Scan the listing below. Report each line that includes "Flank".

***** The data

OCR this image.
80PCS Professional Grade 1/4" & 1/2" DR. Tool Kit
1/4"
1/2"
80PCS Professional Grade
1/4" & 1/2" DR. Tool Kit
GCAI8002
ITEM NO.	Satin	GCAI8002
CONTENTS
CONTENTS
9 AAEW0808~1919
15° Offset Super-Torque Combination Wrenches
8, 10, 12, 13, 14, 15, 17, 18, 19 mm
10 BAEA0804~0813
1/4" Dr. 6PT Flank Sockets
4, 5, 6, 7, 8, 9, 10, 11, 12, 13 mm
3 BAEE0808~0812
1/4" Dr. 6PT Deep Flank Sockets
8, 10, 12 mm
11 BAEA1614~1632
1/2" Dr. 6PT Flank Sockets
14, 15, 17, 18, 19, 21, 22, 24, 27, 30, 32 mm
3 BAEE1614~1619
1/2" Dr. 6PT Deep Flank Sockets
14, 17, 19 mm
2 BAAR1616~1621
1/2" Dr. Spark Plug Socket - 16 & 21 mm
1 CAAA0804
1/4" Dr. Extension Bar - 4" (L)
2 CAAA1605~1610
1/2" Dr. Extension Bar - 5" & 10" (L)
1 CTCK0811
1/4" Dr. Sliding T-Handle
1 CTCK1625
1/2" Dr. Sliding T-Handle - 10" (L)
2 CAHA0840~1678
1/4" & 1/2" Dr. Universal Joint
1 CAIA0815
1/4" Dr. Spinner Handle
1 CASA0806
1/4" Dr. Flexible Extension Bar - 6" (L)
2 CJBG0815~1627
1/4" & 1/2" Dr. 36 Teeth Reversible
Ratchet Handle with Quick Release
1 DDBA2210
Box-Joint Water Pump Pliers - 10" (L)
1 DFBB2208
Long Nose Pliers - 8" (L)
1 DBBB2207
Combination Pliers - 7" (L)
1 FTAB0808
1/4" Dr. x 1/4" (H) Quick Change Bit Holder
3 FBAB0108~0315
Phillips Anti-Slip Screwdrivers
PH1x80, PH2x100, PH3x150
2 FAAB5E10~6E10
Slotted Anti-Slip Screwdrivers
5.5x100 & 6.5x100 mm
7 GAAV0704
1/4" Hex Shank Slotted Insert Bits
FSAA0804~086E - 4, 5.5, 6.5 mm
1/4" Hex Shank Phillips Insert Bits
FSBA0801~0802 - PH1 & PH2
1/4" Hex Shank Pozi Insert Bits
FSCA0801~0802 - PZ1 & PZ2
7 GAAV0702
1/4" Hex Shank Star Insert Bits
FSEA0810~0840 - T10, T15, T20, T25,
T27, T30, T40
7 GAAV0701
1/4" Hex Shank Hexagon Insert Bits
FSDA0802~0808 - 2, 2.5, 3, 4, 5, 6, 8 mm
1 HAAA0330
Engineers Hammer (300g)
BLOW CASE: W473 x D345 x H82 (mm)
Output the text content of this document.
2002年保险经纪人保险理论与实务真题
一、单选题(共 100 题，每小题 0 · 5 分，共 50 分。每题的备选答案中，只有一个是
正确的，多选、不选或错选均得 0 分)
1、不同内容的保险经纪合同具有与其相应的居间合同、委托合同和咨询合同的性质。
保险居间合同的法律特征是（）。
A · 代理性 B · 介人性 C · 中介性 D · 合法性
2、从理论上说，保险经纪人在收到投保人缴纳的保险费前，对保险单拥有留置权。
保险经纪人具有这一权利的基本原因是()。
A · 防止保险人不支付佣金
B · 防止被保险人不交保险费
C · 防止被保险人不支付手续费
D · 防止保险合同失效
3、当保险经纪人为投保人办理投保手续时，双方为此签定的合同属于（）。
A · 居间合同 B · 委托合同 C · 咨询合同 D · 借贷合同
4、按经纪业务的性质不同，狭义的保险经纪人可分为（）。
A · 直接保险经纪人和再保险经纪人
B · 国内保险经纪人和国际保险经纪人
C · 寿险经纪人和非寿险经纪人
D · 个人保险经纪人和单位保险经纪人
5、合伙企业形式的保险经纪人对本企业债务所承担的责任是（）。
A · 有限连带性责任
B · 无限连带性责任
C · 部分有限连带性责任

**********

:: Task response ::
1/4" Dr. 6PT Flank Sockets
1/4" Dr. 6PT Deep Flank Sockets
1/2" Dr. 6PT Flank Sockets
1/2" Dr. 6PT Deep Flank Sockets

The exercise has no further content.